◆ Given records
------------

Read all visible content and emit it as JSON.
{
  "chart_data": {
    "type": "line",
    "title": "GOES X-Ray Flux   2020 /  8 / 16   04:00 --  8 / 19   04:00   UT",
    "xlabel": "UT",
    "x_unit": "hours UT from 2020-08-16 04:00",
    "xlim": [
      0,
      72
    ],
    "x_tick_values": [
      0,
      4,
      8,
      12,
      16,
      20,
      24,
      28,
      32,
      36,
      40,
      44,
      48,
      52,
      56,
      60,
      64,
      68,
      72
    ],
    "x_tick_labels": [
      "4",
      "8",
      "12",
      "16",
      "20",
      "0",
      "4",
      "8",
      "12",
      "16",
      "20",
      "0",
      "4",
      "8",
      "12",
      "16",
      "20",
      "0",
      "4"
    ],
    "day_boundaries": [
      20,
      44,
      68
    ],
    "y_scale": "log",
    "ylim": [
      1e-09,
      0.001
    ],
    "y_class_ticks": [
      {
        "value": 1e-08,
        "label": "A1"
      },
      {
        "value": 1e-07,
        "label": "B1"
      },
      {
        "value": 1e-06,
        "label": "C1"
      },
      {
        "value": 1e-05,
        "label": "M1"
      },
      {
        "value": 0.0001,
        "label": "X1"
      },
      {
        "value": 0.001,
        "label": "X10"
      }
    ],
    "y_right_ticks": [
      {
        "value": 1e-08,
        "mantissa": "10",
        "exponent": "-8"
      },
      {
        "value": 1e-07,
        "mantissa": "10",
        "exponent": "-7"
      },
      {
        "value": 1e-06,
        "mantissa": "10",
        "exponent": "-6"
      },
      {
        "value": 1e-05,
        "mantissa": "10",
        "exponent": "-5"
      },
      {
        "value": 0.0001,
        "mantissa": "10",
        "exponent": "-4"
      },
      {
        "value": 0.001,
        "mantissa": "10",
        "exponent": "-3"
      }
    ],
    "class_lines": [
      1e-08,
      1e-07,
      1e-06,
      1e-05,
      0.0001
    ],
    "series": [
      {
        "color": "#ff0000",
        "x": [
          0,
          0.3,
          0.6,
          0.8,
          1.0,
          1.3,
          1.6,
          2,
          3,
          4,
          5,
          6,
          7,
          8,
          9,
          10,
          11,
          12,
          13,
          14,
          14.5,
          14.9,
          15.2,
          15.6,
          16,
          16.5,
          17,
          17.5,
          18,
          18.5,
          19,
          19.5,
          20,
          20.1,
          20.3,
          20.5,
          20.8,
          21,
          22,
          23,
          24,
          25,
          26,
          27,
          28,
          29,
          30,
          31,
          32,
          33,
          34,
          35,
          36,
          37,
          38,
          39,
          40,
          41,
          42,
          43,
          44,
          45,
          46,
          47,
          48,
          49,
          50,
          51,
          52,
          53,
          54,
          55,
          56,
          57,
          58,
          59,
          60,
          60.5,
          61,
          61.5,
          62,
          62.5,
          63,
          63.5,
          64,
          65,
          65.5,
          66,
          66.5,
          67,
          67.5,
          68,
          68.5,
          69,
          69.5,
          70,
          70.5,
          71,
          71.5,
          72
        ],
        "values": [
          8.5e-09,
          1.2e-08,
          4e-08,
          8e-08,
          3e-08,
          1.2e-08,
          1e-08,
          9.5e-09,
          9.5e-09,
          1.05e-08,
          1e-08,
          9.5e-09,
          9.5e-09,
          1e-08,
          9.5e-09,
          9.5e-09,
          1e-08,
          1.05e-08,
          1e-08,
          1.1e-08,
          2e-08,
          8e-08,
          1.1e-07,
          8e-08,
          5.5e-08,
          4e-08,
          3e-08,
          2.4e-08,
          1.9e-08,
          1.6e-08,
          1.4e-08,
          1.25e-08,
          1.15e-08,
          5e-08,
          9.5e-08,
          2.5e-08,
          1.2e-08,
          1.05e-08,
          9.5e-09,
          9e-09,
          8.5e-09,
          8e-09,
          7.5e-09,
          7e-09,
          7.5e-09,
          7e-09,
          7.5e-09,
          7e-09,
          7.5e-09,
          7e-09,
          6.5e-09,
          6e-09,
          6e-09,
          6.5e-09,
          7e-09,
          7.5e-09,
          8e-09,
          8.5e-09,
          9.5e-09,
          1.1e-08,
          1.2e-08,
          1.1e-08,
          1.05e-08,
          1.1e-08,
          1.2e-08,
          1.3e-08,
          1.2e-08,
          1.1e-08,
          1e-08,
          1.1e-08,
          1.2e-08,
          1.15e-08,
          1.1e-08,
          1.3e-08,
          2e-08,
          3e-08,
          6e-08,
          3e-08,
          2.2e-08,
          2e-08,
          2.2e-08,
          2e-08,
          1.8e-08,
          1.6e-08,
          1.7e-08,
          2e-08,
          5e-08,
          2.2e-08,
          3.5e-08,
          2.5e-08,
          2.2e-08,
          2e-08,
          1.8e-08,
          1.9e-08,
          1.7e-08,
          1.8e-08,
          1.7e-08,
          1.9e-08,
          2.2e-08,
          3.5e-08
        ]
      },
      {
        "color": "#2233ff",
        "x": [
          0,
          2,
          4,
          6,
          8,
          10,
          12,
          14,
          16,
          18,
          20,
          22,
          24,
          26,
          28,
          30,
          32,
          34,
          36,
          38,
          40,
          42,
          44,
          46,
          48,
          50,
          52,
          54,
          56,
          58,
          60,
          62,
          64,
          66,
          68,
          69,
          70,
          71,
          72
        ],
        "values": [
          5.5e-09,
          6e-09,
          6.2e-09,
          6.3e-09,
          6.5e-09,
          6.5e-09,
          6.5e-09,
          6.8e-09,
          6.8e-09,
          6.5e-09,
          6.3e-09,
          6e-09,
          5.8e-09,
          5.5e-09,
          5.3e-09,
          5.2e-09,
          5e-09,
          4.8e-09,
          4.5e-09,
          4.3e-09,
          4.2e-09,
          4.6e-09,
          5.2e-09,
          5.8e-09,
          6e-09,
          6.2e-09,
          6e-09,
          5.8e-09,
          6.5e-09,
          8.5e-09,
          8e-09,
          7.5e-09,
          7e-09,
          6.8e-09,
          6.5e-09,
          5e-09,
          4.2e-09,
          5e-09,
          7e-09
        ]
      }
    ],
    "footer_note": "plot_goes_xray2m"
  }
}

------------

◆ Written request
Where a line above holds the string "exponent", show that line.

◆ Answer to the task
        "exponent": "-8"
        "exponent": "-7"
        "exponent": "-6"
        "exponent": "-5"
        "exponent": "-4"
        "exponent": "-3"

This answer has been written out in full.